→ **Short problem**: Return each line of the listing below, unchanged, and omit the images.

#### Provided data

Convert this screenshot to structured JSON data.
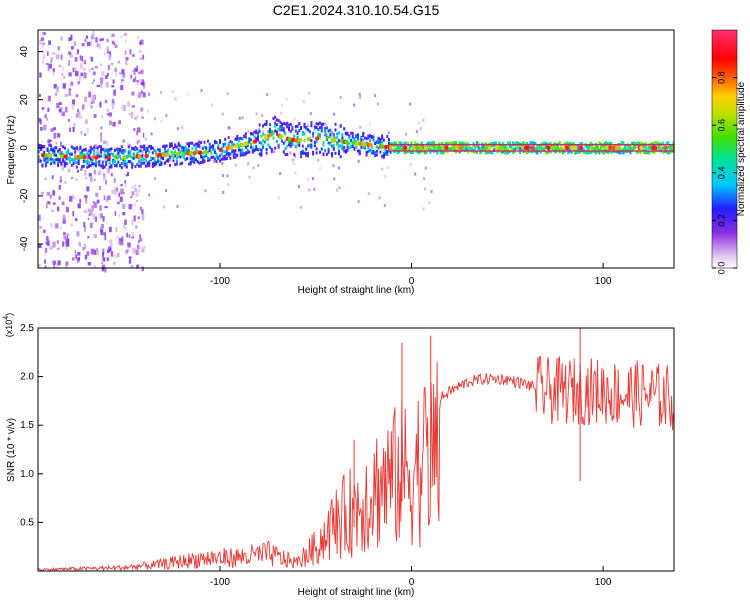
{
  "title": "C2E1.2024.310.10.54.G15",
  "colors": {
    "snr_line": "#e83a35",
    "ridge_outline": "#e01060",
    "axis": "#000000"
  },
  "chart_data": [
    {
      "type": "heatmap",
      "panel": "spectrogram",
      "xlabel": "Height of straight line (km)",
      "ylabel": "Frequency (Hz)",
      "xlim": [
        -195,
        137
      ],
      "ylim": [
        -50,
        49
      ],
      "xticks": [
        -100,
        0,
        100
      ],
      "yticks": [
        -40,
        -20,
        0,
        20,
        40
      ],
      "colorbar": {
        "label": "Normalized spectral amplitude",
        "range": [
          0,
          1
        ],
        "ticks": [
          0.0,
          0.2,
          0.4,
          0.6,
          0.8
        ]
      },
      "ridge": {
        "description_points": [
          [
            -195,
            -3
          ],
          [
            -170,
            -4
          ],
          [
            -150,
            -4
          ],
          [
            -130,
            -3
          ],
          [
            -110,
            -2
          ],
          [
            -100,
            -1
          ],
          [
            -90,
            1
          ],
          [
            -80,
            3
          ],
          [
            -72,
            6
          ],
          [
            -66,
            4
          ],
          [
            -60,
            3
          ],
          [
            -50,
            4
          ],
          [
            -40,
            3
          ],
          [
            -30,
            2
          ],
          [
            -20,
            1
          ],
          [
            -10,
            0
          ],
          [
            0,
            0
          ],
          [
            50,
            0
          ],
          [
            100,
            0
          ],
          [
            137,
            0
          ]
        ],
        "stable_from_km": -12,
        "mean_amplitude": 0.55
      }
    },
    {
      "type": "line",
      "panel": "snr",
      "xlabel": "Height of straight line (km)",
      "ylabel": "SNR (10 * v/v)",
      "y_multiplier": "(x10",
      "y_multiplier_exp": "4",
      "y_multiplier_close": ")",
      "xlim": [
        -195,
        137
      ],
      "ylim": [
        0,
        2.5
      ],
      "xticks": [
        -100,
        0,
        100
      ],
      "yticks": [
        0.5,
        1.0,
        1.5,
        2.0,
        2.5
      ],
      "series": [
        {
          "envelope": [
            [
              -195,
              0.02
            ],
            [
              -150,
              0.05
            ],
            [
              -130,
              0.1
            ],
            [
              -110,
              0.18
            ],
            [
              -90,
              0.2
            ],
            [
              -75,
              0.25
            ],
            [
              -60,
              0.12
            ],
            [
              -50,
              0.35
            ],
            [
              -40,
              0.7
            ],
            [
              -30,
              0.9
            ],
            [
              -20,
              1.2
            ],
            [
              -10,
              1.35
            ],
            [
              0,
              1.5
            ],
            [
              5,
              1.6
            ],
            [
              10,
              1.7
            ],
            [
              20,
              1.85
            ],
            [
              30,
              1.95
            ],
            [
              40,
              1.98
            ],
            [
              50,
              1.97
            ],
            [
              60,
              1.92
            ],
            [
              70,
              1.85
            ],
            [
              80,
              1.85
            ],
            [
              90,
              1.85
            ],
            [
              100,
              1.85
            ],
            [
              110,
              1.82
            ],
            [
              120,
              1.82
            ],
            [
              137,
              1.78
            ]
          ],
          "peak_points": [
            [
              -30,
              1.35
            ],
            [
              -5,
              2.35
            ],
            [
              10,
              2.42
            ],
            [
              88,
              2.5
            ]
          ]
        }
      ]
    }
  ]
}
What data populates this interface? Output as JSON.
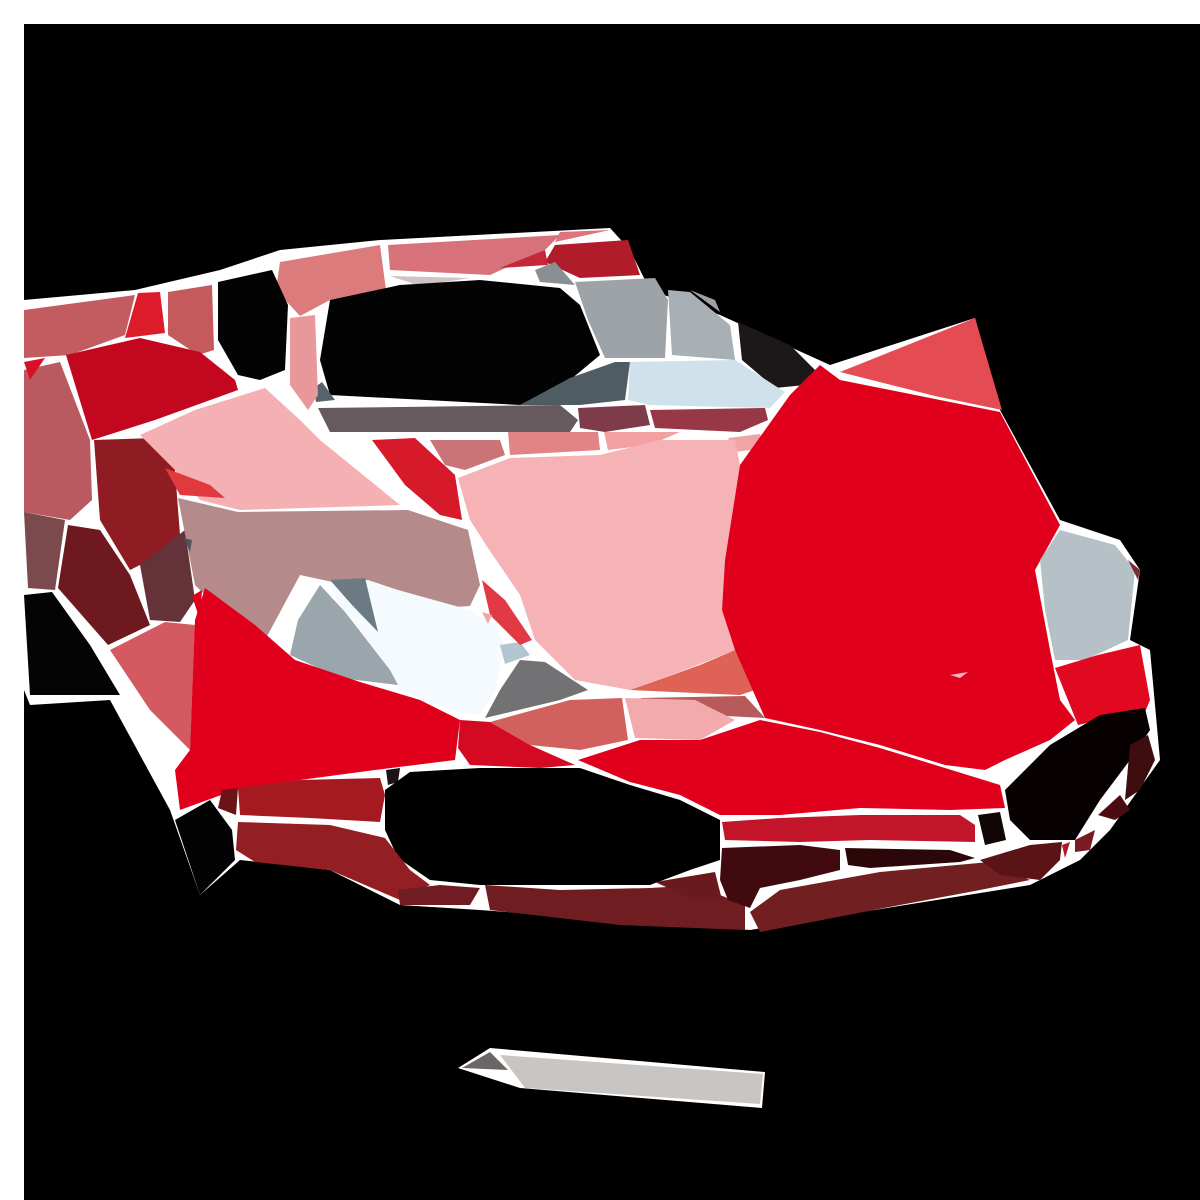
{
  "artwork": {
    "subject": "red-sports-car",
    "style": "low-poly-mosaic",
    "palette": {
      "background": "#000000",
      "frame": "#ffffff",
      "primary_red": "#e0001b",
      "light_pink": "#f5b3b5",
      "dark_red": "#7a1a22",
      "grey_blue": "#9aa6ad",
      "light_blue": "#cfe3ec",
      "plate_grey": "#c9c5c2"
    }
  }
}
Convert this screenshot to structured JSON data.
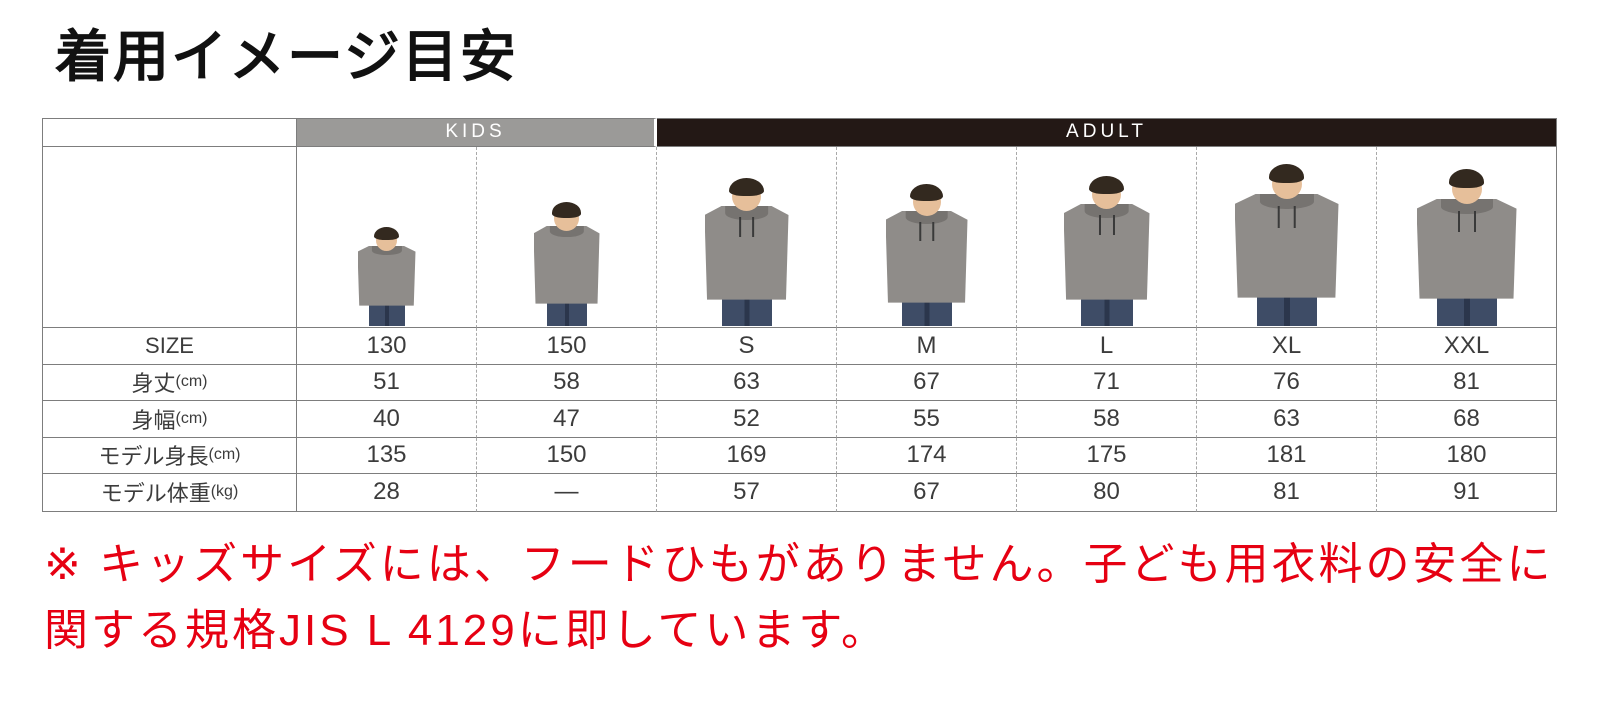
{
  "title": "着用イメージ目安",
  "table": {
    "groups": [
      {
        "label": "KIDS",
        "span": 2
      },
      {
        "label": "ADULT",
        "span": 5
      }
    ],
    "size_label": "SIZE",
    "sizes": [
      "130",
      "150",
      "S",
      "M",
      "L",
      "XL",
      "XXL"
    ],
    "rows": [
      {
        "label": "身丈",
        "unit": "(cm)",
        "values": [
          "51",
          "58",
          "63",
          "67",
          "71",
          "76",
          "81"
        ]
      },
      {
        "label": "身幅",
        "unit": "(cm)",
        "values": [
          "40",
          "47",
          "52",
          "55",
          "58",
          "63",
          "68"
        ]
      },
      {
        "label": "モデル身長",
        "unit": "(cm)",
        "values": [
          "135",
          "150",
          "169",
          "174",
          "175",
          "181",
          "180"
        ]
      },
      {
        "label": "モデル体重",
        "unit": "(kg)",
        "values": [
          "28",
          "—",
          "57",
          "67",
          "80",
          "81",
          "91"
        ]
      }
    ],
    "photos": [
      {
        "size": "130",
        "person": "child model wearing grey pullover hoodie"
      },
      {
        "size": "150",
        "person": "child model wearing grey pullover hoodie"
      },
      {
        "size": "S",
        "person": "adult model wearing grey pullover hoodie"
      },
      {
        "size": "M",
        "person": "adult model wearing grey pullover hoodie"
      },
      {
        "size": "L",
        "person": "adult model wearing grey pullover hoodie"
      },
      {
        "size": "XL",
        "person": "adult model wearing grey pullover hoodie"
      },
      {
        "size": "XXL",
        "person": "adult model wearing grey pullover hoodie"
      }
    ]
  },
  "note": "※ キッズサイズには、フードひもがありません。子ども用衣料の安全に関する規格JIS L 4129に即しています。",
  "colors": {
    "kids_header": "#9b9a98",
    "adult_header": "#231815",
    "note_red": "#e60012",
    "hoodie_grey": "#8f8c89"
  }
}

########

→ **Complete answer**:
Convert this screenshot to structured JSON data.
{
  "title": "C2E1.2024.310.10.54.G15",
  "colors": {
    "snr_line": "#e83a35",
    "ridge_outline": "#e01060",
    "axis": "#000000"
  },
  "chart_data": [
    {
      "type": "heatmap",
      "panel": "spectrogram",
      "xlabel": "Height of straight line (km)",
      "ylabel": "Frequency (Hz)",
      "xlim": [
        -195,
        137
      ],
      "ylim": [
        -50,
        49
      ],
      "xticks": [
        -100,
        0,
        100
      ],
      "yticks": [
        -40,
        -20,
        0,
        20,
        40
      ],
      "colorbar": {
        "label": "Normalized spectral amplitude",
        "range": [
          0,
          1
        ],
        "ticks": [
          0.0,
          0.2,
          0.4,
          0.6,
          0.8
        ]
      },
      "ridge": {
        "description_points": [
          [
            -195,
            -3
          ],
          [
            -170,
            -4
          ],
          [
            -150,
            -4
          ],
          [
            -130,
            -3
          ],
          [
            -110,
            -2
          ],
          [
            -100,
            -1
          ],
          [
            -90,
            1
          ],
          [
            -80,
            3
          ],
          [
            -72,
            6
          ],
          [
            -66,
            4
          ],
          [
            -60,
            3
          ],
          [
            -50,
            4
          ],
          [
            -40,
            3
          ],
          [
            -30,
            2
          ],
          [
            -20,
            1
          ],
          [
            -10,
            0
          ],
          [
            0,
            0
          ],
          [
            50,
            0
          ],
          [
            100,
            0
          ],
          [
            137,
            0
          ]
        ],
        "stable_from_km": -12,
        "mean_amplitude": 0.55
      }
    },
    {
      "type": "line",
      "panel": "snr",
      "xlabel": "Height of straight line (km)",
      "ylabel": "SNR (10 * v/v)",
      "y_multiplier": "(x10",
      "y_multiplier_exp": "4",
      "y_multiplier_close": ")",
      "xlim": [
        -195,
        137
      ],
      "ylim": [
        0,
        2.5
      ],
      "xticks": [
        -100,
        0,
        100
      ],
      "yticks": [
        0.5,
        1.0,
        1.5,
        2.0,
        2.5
      ],
      "series": [
        {
          "envelope": [
            [
              -195,
              0.02
            ],
            [
              -150,
              0.05
            ],
            [
              -130,
              0.1
            ],
            [
              -110,
              0.18
            ],
            [
              -90,
              0.2
            ],
            [
              -75,
              0.25
            ],
            [
              -60,
              0.12
            ],
            [
              -50,
              0.35
            ],
            [
              -40,
              0.7
            ],
            [
              -30,
              0.9
            ],
            [
              -20,
              1.2
            ],
            [
              -10,
              1.35
            ],
            [
              0,
              1.5
            ],
            [
              5,
              1.6
            ],
            [
              10,
              1.7
            ],
            [
              20,
              1.85
            ],
            [
              30,
              1.95
            ],
            [
              40,
              1.98
            ],
            [
              50,
              1.97
            ],
            [
              60,
              1.92
            ],
            [
              70,
              1.85
            ],
            [
              80,
              1.85
            ],
            [
              90,
              1.85
            ],
            [
              100,
              1.85
            ],
            [
              110,
              1.82
            ],
            [
              120,
              1.82
            ],
            [
              137,
              1.78
            ]
          ],
          "peak_points": [
            [
              -30,
              1.35
            ],
            [
              -5,
              2.35
            ],
            [
              10,
              2.42
            ],
            [
              88,
              2.5
            ]
          ]
        }
      ]
    }
  ]
}
What data populates this interface? Output as JSON.
{
  "artwork": {
    "subject": "red-sports-car",
    "style": "low-poly-mosaic",
    "palette": {
      "background": "#000000",
      "frame": "#ffffff",
      "primary_red": "#e0001b",
      "light_pink": "#f5b3b5",
      "dark_red": "#7a1a22",
      "grey_blue": "#9aa6ad",
      "light_blue": "#cfe3ec",
      "plate_grey": "#c9c5c2"
    }
  }
}
Convert this screenshot to structured JSON data.
{
  "title": "着用イメージ目安",
  "table": {
    "groups": [
      {
        "label": "KIDS",
        "span": 2
      },
      {
        "label": "ADULT",
        "span": 5
      }
    ],
    "size_label": "SIZE",
    "sizes": [
      "130",
      "150",
      "S",
      "M",
      "L",
      "XL",
      "XXL"
    ],
    "rows": [
      {
        "label": "身丈",
        "unit": "(cm)",
        "values": [
          "51",
          "58",
          "63",
          "67",
          "71",
          "76",
          "81"
        ]
      },
      {
        "label": "身幅",
        "unit": "(cm)",
        "values": [
          "40",
          "47",
          "52",
          "55",
          "58",
          "63",
          "68"
        ]
      },
      {
        "label": "モデル身長",
        "unit": "(cm)",
        "values": [
          "135",
          "150",
          "169",
          "174",
          "175",
          "181",
          "180"
        ]
      },
      {
        "label": "モデル体重",
        "unit": "(kg)",
        "values": [
          "28",
          "—",
          "57",
          "67",
          "80",
          "81",
          "91"
        ]
      }
    ],
    "photos": [
      {
        "size": "130",
        "person": "child model wearing grey pullover hoodie"
      },
      {
        "size": "150",
        "person": "child model wearing grey pullover hoodie"
      },
      {
        "size": "S",
        "person": "adult model wearing grey pullover hoodie"
      },
      {
        "size": "M",
        "person": "adult model wearing grey pullover hoodie"
      },
      {
        "size": "L",
        "person": "adult model wearing grey pullover hoodie"
      },
      {
        "size": "XL",
        "person": "adult model wearing grey pullover hoodie"
      },
      {
        "size": "XXL",
        "person": "adult model wearing grey pullover hoodie"
      }
    ]
  },
  "note": "※ キッズサイズには、フードひもがありません。子ども用衣料の安全に関する規格JIS L 4129に即しています。",
  "colors": {
    "kids_header": "#9b9a98",
    "adult_header": "#231815",
    "note_red": "#e60012",
    "hoodie_grey": "#8f8c89"
  }
}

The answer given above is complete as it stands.